Dataset excerpts:

▽

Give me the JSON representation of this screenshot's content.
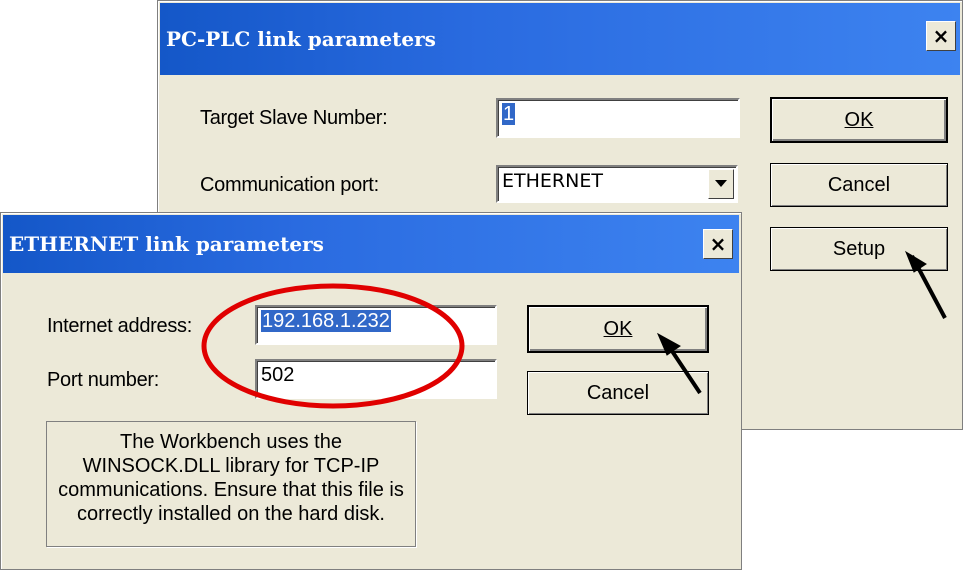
{
  "plc_dialog": {
    "title": "PC-PLC link parameters",
    "close_label": "×",
    "target_slave_label": "Target Slave Number:",
    "target_slave_value": "1",
    "comm_port_label": "Communication port:",
    "comm_port_value": "ETHERNET",
    "ok_label": "OK",
    "cancel_label": "Cancel",
    "setup_label": "Setup"
  },
  "ethernet_dialog": {
    "title": "ETHERNET link parameters",
    "close_label": "×",
    "internet_address_label": "Internet address:",
    "internet_address_value": "192.168.1.232",
    "port_number_label": "Port number:",
    "port_number_value": "502",
    "ok_label": "OK",
    "cancel_label": "Cancel",
    "info_text": "The Workbench uses the WINSOCK.DLL library for TCP-IP communications. Ensure that this file is correctly installed on the hard disk."
  },
  "annotation_color": "#e00000"
}
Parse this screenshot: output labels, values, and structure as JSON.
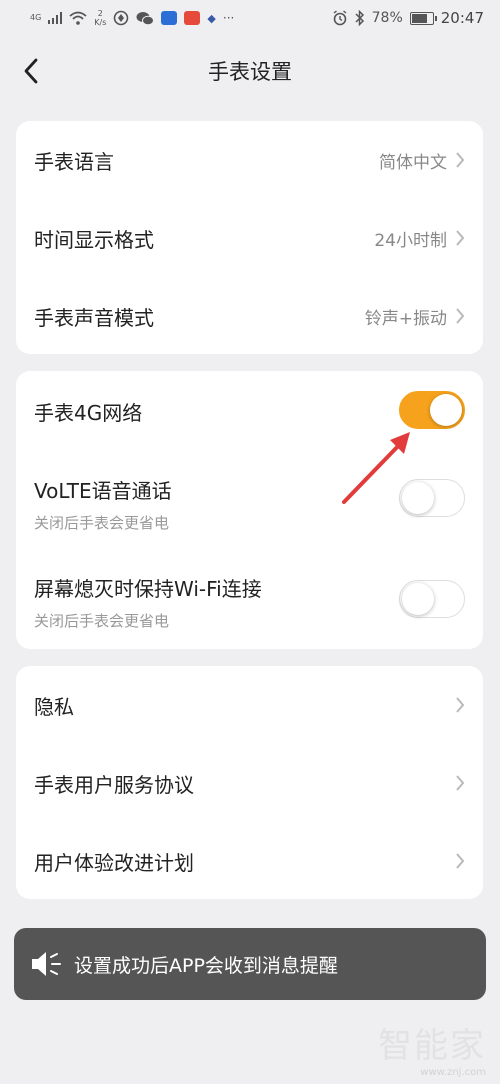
{
  "status_bar": {
    "network": "4G",
    "speed_value": "2",
    "speed_unit": "K/s",
    "battery": "78%",
    "battery_level": 0.78,
    "time": "20:47",
    "more": "···"
  },
  "header": {
    "title": "手表设置"
  },
  "group1": {
    "items": [
      {
        "label": "手表语言",
        "value": "简体中文"
      },
      {
        "label": "时间显示格式",
        "value": "24小时制"
      },
      {
        "label": "手表声音模式",
        "value": "铃声+振动"
      }
    ]
  },
  "group2": {
    "items": [
      {
        "label": "手表4G网络",
        "sub": "",
        "on": true
      },
      {
        "label": "VoLTE语音通话",
        "sub": "关闭后手表会更省电",
        "on": false
      },
      {
        "label": "屏幕熄灭时保持Wi-Fi连接",
        "sub": "关闭后手表会更省电",
        "on": false
      }
    ]
  },
  "group3": {
    "items": [
      {
        "label": "隐私"
      },
      {
        "label": "手表用户服务协议"
      },
      {
        "label": "用户体验改进计划"
      }
    ]
  },
  "toast": {
    "text": "设置成功后APP会收到消息提醒",
    "icon": "speaker-icon"
  },
  "watermark": {
    "brand": "智能家",
    "url": "www.znj.com"
  },
  "colors": {
    "accent": "#f6a21c",
    "annotation": "#e23b3b",
    "background": "#efeff1"
  }
}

△

Look through the entries above. Extract each line with the word "link".

Answer in full:
    "title": "PC-PLC link parameters",
    "title": "ETHERNET link parameters",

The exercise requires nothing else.